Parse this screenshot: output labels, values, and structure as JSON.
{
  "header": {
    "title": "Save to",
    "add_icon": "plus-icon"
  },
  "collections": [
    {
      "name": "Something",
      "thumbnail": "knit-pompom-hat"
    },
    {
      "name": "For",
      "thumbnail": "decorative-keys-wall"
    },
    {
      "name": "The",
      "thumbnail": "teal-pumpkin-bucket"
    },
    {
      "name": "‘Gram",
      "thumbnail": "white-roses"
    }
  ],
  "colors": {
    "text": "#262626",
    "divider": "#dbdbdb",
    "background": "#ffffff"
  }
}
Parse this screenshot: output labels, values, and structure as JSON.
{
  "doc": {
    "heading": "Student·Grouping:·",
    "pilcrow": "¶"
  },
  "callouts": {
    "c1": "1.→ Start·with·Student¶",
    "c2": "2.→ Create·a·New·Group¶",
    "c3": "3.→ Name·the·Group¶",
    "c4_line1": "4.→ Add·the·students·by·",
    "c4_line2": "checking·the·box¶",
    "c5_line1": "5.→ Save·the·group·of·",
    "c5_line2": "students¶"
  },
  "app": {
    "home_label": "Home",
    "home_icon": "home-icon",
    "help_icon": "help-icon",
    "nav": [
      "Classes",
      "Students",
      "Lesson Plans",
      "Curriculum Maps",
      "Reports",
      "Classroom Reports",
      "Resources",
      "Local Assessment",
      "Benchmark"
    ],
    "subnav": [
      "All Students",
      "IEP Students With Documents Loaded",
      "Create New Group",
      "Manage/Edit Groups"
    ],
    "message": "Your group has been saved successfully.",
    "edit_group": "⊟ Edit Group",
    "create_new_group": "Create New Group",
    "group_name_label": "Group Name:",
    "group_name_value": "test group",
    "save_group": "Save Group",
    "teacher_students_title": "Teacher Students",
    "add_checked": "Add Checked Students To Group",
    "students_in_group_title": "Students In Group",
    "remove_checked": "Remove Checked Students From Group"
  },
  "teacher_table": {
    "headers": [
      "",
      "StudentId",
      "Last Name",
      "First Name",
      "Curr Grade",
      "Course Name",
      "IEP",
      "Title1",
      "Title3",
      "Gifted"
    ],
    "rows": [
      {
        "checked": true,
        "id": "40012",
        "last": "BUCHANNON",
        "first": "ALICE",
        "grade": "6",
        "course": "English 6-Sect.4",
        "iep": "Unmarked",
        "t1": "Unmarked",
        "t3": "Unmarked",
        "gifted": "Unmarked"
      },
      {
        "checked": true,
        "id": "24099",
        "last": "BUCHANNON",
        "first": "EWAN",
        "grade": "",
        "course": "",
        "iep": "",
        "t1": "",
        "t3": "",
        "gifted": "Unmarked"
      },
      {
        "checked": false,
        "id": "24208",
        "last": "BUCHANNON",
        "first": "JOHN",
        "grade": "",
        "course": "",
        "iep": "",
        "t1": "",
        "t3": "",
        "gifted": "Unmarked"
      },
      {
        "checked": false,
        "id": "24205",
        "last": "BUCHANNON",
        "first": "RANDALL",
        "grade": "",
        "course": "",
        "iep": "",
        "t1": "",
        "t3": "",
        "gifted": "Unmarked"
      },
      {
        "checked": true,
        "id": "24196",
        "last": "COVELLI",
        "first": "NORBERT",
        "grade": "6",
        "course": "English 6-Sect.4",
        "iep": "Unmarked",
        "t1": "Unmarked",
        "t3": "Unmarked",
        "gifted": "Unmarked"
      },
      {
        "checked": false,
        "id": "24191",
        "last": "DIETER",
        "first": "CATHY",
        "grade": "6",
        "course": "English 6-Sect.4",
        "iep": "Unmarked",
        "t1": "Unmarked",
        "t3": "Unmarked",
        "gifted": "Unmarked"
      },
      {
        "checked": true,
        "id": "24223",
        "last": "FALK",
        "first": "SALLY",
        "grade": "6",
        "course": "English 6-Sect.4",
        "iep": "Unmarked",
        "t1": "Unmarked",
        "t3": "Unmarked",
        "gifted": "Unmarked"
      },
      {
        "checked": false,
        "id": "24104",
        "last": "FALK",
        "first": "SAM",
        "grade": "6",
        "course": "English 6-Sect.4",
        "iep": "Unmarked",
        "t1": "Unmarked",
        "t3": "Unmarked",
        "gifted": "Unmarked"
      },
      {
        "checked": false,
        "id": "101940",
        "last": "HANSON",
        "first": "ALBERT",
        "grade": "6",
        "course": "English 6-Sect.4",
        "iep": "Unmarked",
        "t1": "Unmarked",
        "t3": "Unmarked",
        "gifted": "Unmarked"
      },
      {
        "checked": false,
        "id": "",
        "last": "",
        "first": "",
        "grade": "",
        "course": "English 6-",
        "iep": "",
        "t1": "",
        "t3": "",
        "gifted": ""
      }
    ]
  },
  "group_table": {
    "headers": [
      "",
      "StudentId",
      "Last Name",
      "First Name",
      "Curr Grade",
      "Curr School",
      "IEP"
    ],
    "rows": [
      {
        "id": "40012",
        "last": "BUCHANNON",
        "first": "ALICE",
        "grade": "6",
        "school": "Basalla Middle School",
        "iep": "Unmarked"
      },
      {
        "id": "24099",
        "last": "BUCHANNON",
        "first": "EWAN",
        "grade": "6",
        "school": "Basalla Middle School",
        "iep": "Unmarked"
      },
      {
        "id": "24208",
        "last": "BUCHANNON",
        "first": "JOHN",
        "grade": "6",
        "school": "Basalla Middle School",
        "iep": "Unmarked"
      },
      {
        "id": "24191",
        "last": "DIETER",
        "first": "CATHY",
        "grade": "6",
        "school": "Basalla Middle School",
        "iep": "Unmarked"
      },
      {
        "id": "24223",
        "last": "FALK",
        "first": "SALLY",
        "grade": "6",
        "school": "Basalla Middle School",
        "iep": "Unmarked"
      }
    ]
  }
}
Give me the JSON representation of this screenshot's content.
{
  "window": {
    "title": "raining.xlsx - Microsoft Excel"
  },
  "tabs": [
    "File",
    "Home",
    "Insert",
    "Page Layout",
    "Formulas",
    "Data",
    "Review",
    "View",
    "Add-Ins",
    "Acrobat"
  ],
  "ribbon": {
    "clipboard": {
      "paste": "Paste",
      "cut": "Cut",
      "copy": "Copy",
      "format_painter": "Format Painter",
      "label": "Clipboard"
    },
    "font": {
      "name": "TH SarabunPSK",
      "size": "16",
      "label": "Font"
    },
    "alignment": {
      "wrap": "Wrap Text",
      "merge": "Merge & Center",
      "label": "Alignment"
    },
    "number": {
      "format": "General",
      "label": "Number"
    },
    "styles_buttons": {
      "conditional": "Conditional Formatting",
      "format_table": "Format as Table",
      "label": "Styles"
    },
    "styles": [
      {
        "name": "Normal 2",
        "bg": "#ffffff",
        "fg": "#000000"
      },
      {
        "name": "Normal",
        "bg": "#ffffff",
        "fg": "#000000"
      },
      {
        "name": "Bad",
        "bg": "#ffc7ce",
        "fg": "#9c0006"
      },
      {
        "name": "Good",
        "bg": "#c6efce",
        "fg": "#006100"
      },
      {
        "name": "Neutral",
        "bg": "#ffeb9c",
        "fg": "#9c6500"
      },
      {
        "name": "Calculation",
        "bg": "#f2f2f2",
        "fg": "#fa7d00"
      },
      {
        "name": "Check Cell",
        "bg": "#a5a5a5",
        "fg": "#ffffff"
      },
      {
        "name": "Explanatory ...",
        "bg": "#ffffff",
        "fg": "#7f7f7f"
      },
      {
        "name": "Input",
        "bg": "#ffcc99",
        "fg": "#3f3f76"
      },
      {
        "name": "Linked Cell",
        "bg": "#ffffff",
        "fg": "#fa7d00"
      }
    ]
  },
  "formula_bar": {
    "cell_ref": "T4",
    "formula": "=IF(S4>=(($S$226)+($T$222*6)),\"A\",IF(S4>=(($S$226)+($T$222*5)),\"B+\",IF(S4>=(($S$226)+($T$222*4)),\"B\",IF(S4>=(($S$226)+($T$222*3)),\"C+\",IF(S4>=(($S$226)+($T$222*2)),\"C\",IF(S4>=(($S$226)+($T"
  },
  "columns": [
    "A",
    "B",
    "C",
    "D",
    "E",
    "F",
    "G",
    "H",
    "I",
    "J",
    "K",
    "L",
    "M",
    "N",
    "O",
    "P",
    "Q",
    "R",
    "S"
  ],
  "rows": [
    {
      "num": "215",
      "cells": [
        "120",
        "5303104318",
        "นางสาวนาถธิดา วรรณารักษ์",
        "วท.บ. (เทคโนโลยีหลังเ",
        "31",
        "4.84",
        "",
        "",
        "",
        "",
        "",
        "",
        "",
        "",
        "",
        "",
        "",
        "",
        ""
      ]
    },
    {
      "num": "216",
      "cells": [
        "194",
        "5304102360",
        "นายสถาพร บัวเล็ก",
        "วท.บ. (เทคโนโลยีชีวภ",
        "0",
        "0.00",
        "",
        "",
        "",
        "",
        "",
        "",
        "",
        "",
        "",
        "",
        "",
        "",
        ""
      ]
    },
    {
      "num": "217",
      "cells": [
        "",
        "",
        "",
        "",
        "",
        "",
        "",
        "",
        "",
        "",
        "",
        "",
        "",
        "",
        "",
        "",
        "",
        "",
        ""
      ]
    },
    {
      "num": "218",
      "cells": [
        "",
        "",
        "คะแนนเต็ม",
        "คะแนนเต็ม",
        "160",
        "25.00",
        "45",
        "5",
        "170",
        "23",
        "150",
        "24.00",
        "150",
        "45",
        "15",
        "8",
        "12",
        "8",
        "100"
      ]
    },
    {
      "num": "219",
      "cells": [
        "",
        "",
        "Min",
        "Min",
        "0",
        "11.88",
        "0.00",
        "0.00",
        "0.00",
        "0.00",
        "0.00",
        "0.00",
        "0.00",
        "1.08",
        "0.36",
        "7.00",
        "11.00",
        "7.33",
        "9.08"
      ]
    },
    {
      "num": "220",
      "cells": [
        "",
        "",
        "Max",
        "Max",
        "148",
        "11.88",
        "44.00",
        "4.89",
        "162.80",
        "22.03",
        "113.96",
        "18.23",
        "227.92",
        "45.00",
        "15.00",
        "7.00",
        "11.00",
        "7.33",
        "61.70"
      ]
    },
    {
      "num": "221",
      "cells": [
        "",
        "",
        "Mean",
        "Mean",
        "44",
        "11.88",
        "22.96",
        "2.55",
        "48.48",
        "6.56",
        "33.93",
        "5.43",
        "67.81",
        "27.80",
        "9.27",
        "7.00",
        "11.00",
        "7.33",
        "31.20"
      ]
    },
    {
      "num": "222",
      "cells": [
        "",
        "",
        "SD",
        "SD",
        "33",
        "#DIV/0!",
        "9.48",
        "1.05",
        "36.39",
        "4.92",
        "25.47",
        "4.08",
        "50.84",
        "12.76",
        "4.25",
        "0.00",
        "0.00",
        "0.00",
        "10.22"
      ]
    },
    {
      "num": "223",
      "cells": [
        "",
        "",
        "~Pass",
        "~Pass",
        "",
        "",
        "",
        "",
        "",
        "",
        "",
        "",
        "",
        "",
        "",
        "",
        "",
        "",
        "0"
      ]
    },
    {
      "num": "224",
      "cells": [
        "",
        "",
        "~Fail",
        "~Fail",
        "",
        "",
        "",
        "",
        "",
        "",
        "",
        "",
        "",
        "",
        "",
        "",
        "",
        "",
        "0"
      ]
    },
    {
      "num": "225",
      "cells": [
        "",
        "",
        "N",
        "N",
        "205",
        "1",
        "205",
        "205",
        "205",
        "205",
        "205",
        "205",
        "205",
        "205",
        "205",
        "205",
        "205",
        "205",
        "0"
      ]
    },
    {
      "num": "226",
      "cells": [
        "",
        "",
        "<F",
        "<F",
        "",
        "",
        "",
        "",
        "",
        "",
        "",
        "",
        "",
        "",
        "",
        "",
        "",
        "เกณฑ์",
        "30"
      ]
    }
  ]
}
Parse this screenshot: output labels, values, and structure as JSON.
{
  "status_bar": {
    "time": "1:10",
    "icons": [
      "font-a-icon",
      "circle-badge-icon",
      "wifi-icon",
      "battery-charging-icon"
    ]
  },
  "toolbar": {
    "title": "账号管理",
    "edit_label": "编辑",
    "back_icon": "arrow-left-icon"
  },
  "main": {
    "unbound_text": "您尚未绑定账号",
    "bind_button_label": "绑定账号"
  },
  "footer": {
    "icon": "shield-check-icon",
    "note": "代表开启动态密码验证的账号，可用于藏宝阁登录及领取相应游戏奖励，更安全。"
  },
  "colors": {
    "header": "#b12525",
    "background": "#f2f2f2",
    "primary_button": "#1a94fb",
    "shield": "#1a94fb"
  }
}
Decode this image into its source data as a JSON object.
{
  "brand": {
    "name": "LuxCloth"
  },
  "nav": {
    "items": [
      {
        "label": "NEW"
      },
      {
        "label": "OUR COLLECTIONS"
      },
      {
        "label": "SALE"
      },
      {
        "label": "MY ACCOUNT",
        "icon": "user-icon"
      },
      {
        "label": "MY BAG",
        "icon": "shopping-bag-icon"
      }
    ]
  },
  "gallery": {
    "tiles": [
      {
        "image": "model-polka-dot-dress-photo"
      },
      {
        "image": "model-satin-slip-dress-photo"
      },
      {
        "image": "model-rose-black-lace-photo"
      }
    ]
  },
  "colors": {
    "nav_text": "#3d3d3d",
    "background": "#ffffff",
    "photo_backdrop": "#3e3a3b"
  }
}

---

## TASK DIRECTIONS
Go through the entries above and pull out each line with "image" in it.

## WRITTEN ANSWER
Decode this image into its source data as a JSON object.
        "image": "model-polka-dot-dress-photo"
        "image": "model-satin-slip-dress-photo"
        "image": "model-rose-black-lace-photo"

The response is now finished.